Tasks and exercises:
1. From the statistics excerpt, list each candidate letter with the interval given for it.
2. Answer these about the statistics excerpt:
(a) What number is in the denominator of the fraction for each candidate?
(b) Which button is clicked after the significance level is selected?
(c) What is the smallest expected frequency each category should have for the chi-square goodness of fit test?

Document excerpt:
┏━━

A: $ \quad 0.40 \pm 1.96 \sqrt { \frac {0.40 \times 0.60} {150} } \quad \quad \Leftrightarrow \quad $ [0.322, 0.478]
B: $ \quad 0.33 \pm 1.96 \sqrt { \frac {0.33 \times 0.67} {150} } \quad \quad \Leftrightarrow \quad $ [0.255, 0.405]
C: $ \quad 0.27 \pm 1.96 \sqrt { \frac {0.27 \times 0.73} {150} } \quad \quad \Leftrightarrow \quad $ [0.190, 0.330]

The overlapping of the confidence intervals on the three candidates' approval ratings means that one candidate's approval rating is not completely different from the other.

In the data input box that appears by selecting the [Goodness of Fit Test] of 『eStatU』, enter the 'Observed Frequency' and 'Expected Probability' data as shown in <Figure 11.1.1>. After entering the data, select the significance level and click [Execute] button to calculate the 'Expected Frequency' and to see the result of the chi-square test. Be sure that this chi-square goodness of fit test should be applied when the expected frequency of each category is at least 5.

┗━━

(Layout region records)
┏━━

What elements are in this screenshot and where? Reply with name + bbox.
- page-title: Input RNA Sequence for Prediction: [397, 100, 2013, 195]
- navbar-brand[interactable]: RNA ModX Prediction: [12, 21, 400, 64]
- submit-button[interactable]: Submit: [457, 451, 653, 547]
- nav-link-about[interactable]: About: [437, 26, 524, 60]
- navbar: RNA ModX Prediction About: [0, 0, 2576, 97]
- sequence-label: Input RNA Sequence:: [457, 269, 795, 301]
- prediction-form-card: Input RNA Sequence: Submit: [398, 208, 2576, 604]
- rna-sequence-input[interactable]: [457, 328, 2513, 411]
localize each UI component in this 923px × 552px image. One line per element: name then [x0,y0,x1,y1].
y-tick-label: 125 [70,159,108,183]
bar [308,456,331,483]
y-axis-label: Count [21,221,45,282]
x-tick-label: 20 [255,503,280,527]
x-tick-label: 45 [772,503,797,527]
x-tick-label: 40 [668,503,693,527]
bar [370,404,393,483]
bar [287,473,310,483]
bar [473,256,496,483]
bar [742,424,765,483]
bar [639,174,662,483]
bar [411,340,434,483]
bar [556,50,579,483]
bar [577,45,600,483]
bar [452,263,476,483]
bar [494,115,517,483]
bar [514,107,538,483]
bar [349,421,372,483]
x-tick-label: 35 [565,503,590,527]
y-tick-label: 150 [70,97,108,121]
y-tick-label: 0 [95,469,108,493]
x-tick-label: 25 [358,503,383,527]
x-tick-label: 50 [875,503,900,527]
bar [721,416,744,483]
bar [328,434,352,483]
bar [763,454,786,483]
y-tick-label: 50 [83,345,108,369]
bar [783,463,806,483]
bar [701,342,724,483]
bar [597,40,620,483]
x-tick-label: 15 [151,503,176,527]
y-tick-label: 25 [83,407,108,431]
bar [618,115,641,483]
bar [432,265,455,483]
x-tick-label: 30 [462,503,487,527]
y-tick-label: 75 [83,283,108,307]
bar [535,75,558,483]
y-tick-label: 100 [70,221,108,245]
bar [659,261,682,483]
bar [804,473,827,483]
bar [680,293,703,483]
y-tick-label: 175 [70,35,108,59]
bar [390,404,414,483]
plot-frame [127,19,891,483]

┗━━

Full solutions:
1.
A: [0.322, 0.478]
B: [0.255, 0.405]
C: [0.190, 0.330]

2.
(a) 150
(b) [Execute]
(c) 5